Saved entries
● ● ● ● ● ● ●

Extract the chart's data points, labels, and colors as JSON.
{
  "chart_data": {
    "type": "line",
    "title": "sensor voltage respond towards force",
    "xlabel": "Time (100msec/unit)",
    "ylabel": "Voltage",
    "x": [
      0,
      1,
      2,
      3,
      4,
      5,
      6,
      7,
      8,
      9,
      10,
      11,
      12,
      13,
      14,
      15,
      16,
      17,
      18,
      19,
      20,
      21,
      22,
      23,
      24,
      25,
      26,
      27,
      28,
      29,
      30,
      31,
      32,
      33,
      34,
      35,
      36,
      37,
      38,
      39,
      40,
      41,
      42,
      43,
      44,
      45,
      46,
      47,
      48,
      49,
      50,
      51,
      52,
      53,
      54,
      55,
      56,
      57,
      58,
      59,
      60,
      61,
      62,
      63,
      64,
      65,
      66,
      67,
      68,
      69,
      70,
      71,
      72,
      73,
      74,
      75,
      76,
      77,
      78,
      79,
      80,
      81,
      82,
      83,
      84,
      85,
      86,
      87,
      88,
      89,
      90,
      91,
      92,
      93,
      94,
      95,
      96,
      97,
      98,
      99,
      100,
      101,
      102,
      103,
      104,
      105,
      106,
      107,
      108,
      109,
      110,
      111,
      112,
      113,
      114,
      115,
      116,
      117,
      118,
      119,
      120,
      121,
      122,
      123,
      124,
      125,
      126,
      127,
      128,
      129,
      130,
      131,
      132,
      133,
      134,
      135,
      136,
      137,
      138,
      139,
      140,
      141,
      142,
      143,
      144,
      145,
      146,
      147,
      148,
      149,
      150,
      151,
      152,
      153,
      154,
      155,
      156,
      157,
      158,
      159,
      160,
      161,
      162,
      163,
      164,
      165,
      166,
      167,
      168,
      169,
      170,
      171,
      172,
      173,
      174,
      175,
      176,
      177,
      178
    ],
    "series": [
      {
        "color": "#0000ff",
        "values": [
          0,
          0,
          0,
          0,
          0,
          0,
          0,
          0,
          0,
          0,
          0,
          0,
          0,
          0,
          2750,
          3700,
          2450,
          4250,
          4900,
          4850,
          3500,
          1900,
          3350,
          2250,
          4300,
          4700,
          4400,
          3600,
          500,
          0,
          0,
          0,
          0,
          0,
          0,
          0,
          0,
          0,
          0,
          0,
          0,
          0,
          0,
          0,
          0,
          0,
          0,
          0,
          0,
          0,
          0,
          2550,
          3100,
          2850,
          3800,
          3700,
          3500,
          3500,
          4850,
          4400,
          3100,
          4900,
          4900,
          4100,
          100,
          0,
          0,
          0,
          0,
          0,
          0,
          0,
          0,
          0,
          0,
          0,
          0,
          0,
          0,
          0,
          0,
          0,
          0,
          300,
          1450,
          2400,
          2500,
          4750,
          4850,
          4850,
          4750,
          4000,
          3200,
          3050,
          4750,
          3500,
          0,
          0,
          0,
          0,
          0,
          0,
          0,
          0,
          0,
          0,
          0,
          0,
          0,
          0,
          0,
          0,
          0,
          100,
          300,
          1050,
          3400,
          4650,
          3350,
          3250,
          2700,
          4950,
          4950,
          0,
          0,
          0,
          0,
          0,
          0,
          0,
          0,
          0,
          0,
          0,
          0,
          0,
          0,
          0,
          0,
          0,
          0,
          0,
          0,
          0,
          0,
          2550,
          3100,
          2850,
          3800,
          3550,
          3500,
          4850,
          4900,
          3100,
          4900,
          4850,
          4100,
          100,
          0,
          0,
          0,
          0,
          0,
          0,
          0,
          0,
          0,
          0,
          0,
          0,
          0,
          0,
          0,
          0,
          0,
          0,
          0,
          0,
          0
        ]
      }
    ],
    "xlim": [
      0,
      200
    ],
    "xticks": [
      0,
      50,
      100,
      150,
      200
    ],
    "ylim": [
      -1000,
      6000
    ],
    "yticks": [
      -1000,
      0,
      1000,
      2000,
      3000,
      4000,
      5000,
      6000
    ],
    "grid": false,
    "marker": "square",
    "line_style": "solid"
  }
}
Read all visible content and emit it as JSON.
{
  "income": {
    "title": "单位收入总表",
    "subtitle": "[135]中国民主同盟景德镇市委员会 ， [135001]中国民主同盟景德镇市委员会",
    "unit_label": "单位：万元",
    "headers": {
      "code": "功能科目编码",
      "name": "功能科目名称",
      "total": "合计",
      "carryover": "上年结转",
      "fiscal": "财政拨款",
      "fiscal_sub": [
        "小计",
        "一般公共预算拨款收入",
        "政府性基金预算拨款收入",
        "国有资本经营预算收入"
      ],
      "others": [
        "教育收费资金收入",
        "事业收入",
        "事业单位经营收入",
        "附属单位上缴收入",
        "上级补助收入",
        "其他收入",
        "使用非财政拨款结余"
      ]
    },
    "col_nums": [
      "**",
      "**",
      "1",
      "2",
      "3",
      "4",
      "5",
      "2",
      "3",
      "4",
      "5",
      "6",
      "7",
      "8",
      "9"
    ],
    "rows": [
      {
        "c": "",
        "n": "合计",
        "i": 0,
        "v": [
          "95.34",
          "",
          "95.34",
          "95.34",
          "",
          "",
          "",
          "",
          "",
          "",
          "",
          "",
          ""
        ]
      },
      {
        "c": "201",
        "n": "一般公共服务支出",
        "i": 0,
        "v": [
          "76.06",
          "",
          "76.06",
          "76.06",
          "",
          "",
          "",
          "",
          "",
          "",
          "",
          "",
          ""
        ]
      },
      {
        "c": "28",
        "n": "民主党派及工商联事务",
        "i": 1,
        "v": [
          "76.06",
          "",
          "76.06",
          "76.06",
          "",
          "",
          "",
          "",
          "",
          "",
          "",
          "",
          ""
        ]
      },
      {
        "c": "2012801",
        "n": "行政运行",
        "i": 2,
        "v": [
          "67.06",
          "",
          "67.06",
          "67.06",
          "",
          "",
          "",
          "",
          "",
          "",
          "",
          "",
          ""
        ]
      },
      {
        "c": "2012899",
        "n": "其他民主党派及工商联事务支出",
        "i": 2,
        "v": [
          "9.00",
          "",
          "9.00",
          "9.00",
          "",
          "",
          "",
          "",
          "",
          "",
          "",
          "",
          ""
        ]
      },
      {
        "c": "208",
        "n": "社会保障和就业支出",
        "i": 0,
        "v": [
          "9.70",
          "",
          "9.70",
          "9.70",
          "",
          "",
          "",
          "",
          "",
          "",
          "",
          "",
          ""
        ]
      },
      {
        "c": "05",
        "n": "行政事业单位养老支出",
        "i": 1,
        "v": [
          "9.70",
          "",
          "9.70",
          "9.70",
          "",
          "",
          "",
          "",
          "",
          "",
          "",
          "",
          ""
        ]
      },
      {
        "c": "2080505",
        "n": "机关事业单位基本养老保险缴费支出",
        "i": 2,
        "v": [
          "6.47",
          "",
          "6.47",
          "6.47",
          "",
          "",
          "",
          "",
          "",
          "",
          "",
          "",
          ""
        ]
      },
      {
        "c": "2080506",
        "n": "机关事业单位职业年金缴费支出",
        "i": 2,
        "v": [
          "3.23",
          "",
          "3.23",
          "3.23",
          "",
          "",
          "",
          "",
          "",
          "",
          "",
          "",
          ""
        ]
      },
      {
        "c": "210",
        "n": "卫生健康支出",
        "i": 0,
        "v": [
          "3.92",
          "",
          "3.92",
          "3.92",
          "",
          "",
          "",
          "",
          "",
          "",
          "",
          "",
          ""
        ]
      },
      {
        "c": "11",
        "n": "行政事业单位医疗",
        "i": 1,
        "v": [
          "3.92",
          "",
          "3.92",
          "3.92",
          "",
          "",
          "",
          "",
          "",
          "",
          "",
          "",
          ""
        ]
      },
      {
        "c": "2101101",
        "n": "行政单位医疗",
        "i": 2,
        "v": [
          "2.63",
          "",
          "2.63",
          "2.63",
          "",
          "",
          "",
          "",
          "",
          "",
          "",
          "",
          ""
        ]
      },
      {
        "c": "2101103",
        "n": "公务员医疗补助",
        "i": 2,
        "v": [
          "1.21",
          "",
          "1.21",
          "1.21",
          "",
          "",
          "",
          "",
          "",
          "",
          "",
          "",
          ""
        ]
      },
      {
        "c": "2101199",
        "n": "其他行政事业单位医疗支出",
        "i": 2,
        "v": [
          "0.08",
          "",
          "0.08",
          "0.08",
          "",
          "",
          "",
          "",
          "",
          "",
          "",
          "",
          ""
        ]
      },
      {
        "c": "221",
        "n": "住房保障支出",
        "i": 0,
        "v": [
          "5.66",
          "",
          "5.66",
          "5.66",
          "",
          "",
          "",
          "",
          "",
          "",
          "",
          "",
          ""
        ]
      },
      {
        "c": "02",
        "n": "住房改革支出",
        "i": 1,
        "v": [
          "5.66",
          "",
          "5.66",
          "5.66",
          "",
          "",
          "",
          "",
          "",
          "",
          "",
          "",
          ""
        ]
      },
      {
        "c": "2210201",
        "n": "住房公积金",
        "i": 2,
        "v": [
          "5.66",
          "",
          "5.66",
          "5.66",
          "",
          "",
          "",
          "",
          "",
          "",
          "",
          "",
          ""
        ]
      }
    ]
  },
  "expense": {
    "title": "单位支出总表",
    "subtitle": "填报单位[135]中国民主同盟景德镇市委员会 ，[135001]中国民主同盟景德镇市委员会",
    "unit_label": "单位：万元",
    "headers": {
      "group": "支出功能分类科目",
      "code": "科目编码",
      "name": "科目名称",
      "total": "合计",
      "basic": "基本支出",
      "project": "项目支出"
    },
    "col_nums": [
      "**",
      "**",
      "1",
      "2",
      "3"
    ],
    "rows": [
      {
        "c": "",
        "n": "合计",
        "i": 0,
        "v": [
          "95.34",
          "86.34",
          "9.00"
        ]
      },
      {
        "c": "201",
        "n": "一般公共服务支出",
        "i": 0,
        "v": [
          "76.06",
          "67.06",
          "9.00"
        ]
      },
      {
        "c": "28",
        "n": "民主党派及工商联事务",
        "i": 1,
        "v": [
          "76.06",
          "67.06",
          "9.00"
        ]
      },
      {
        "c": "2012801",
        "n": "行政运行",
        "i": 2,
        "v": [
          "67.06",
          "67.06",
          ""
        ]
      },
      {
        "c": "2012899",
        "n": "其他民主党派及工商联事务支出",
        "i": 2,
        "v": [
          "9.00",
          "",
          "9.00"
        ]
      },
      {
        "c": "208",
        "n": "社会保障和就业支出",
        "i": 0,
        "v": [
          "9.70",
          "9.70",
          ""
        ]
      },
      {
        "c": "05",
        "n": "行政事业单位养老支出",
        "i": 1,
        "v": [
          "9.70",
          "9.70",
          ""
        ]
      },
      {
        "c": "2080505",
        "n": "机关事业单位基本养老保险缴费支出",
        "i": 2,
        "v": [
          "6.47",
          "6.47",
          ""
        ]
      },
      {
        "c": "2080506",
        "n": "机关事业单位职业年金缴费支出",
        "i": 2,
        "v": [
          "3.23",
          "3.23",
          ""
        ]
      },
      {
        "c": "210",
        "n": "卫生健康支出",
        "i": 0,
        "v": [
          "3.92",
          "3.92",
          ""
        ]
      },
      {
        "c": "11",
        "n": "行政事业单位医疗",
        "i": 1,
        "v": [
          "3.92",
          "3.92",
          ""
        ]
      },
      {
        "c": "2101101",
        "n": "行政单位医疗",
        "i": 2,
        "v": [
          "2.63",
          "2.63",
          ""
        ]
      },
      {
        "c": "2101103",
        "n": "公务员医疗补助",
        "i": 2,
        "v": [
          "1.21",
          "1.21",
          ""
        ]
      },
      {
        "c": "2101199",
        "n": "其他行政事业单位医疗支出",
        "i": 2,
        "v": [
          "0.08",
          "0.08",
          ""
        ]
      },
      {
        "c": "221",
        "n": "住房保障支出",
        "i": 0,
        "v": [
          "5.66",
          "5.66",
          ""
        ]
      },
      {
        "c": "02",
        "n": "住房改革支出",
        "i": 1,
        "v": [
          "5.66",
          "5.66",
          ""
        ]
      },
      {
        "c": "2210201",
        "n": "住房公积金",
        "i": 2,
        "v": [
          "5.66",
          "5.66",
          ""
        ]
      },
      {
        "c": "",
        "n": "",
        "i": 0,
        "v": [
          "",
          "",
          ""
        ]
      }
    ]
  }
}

● ● ● ● ● ● ●

**The exercise**
Identify every line above that includes the word "中国民主同盟景德镇市委员会", and show those lines.

**Answer in full**
    "subtitle": "[135]中国民主同盟景德镇市委员会 ， [135001]中国民主同盟景德镇市委员会",
    "subtitle": "填报单位[135]中国民主同盟景德镇市委员会 ，[135001]中国民主同盟景德镇市委员会",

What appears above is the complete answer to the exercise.